*Direction*:
Please output every line of the material as it stands, without the pictures.

[Dataset records]
---
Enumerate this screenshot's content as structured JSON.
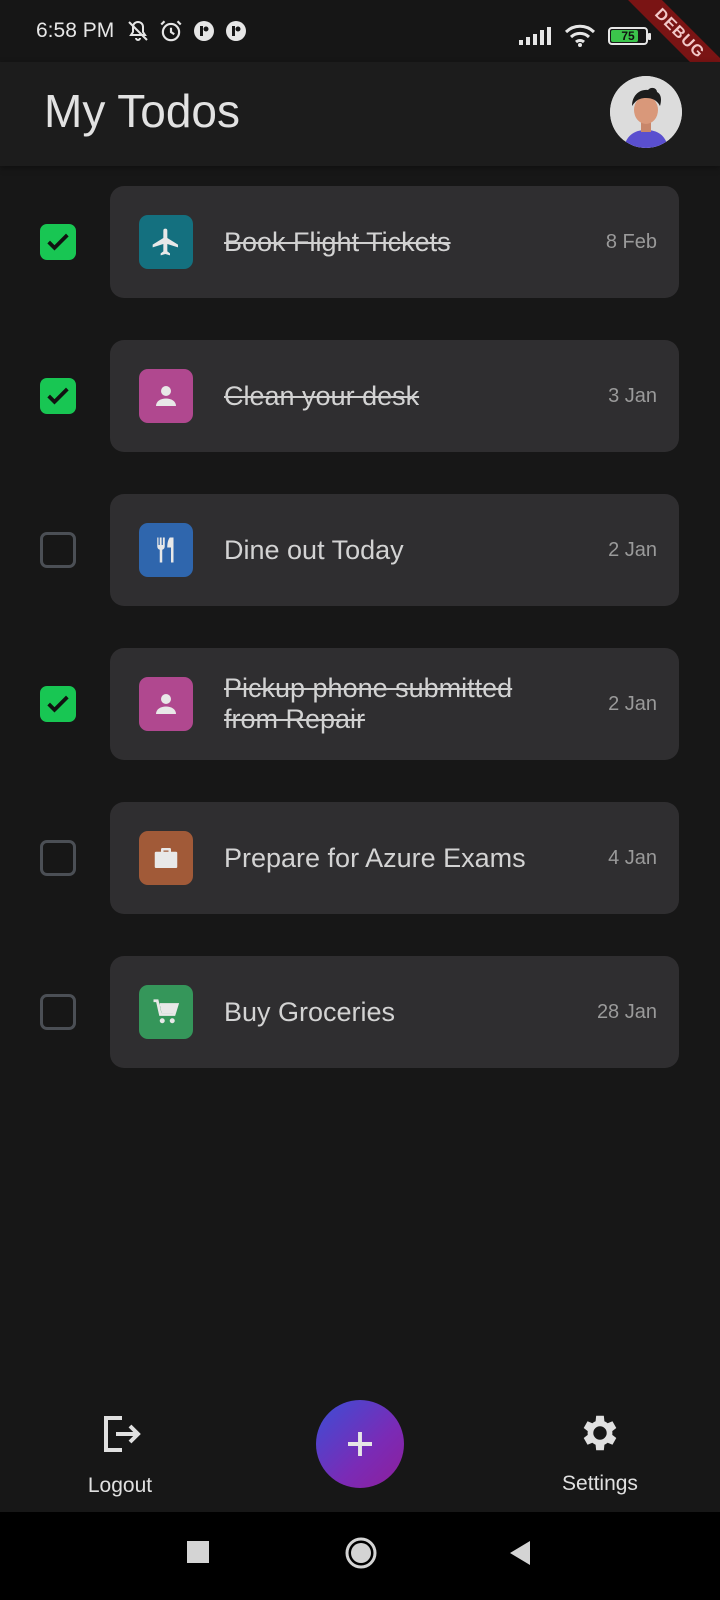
{
  "status_bar": {
    "time": "6:58 PM",
    "battery_level": "75",
    "battery_fraction": 0.75,
    "icons_left": [
      "bell-off-icon",
      "alarm-icon",
      "app-icon",
      "app-icon"
    ],
    "icons_right": [
      "signal-icon",
      "wifi-icon",
      "battery-icon"
    ]
  },
  "debug_banner": "DEBUG",
  "header": {
    "title": "My Todos",
    "avatar_icon": "avatar-icon"
  },
  "todos": [
    {
      "title": "Book Flight Tickets",
      "date": "8 Feb",
      "done": true,
      "icon": "airplane-icon",
      "color": "#14707f"
    },
    {
      "title": "Clean your desk",
      "date": "3 Jan",
      "done": true,
      "icon": "person-icon",
      "color": "#b0488f"
    },
    {
      "title": "Dine out Today",
      "date": "2 Jan",
      "done": false,
      "icon": "restaurant-icon",
      "color": "#2f66ad"
    },
    {
      "title": "Pickup phone submitted from Repair",
      "date": "2 Jan",
      "done": true,
      "icon": "person-icon",
      "color": "#b0488f"
    },
    {
      "title": "Prepare for Azure Exams",
      "date": "4 Jan",
      "done": false,
      "icon": "briefcase-icon",
      "color": "#a15a38"
    },
    {
      "title": "Buy Groceries",
      "date": "28 Jan",
      "done": false,
      "icon": "cart-icon",
      "color": "#35965a"
    }
  ],
  "bottom_nav": {
    "logout_label": "Logout",
    "settings_label": "Settings",
    "add_icon": "plus-icon"
  },
  "colors": {
    "background": "#171717",
    "card": "#2f2e30",
    "checkbox_checked": "#18c653",
    "fab_gradient_start": "#3b4fd6",
    "fab_gradient_end": "#8e1f9a"
  }
}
---
*Full output*:
Enumerate this screenshot's content as structured JSON.
{
  "status_bar": {
    "time": "6:58 PM",
    "battery_level": "75",
    "battery_fraction": 0.75,
    "icons_left": [
      "bell-off-icon",
      "alarm-icon",
      "app-icon",
      "app-icon"
    ],
    "icons_right": [
      "signal-icon",
      "wifi-icon",
      "battery-icon"
    ]
  },
  "debug_banner": "DEBUG",
  "header": {
    "title": "My Todos",
    "avatar_icon": "avatar-icon"
  },
  "todos": [
    {
      "title": "Book Flight Tickets",
      "date": "8 Feb",
      "done": true,
      "icon": "airplane-icon",
      "color": "#14707f"
    },
    {
      "title": "Clean your desk",
      "date": "3 Jan",
      "done": true,
      "icon": "person-icon",
      "color": "#b0488f"
    },
    {
      "title": "Dine out Today",
      "date": "2 Jan",
      "done": false,
      "icon": "restaurant-icon",
      "color": "#2f66ad"
    },
    {
      "title": "Pickup phone submitted from Repair",
      "date": "2 Jan",
      "done": true,
      "icon": "person-icon",
      "color": "#b0488f"
    },
    {
      "title": "Prepare for Azure Exams",
      "date": "4 Jan",
      "done": false,
      "icon": "briefcase-icon",
      "color": "#a15a38"
    },
    {
      "title": "Buy Groceries",
      "date": "28 Jan",
      "done": false,
      "icon": "cart-icon",
      "color": "#35965a"
    }
  ],
  "bottom_nav": {
    "logout_label": "Logout",
    "settings_label": "Settings",
    "add_icon": "plus-icon"
  },
  "colors": {
    "background": "#171717",
    "card": "#2f2e30",
    "checkbox_checked": "#18c653",
    "fab_gradient_start": "#3b4fd6",
    "fab_gradient_end": "#8e1f9a"
  }
}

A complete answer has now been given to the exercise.